- [ROWS]
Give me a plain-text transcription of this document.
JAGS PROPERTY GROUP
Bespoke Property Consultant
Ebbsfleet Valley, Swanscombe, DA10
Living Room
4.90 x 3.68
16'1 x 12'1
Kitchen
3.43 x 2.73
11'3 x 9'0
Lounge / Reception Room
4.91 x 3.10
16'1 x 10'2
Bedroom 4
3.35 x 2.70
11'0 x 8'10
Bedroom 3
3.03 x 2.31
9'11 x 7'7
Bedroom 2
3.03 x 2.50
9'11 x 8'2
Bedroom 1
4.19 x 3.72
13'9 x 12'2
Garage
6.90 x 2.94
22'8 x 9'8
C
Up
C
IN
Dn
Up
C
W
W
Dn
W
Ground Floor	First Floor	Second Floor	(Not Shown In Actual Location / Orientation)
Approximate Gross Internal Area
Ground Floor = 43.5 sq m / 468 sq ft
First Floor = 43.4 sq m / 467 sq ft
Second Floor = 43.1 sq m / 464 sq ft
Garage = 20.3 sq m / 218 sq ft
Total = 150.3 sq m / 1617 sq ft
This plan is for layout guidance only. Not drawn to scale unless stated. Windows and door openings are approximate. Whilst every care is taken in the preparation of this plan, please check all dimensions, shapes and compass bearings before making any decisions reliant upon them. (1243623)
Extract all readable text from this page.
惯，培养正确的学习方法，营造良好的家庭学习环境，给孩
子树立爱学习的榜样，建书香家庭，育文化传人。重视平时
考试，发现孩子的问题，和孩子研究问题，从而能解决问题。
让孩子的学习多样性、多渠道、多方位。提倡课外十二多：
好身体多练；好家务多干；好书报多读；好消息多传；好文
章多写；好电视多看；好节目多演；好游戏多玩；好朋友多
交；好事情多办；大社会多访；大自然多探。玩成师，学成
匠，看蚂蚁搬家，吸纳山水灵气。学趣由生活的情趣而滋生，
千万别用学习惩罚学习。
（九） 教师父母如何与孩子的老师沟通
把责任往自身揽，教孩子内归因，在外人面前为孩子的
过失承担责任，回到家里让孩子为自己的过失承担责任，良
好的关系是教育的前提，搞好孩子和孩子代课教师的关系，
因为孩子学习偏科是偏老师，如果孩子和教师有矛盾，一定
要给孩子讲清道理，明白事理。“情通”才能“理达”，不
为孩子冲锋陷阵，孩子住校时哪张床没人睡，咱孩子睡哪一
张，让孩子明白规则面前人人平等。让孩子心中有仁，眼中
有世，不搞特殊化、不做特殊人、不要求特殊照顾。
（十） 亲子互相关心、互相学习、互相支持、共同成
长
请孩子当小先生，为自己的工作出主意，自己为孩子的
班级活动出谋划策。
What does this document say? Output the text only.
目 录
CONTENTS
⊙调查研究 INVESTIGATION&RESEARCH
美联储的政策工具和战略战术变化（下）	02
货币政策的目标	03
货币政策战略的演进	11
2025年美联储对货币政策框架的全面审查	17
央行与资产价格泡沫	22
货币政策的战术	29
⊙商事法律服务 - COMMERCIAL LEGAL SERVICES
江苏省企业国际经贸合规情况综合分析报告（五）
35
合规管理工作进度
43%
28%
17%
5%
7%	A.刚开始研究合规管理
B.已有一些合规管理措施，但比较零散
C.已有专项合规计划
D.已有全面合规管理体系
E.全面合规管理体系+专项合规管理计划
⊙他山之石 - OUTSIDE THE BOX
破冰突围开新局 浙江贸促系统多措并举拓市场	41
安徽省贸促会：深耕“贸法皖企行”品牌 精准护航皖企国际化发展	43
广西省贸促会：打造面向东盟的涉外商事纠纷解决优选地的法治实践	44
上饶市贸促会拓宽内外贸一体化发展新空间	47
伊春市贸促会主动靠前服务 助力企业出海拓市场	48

- [WHAT IS BEING ASKED] Read the data above and pull out each line that holds the string "Ground".

- [RESULT OF THE EXERCISE]
Ground Floor	First Floor	Second Floor	(Not Shown In Actual Location / Orientation)
Ground Floor = 43.5 sq m / 468 sq ft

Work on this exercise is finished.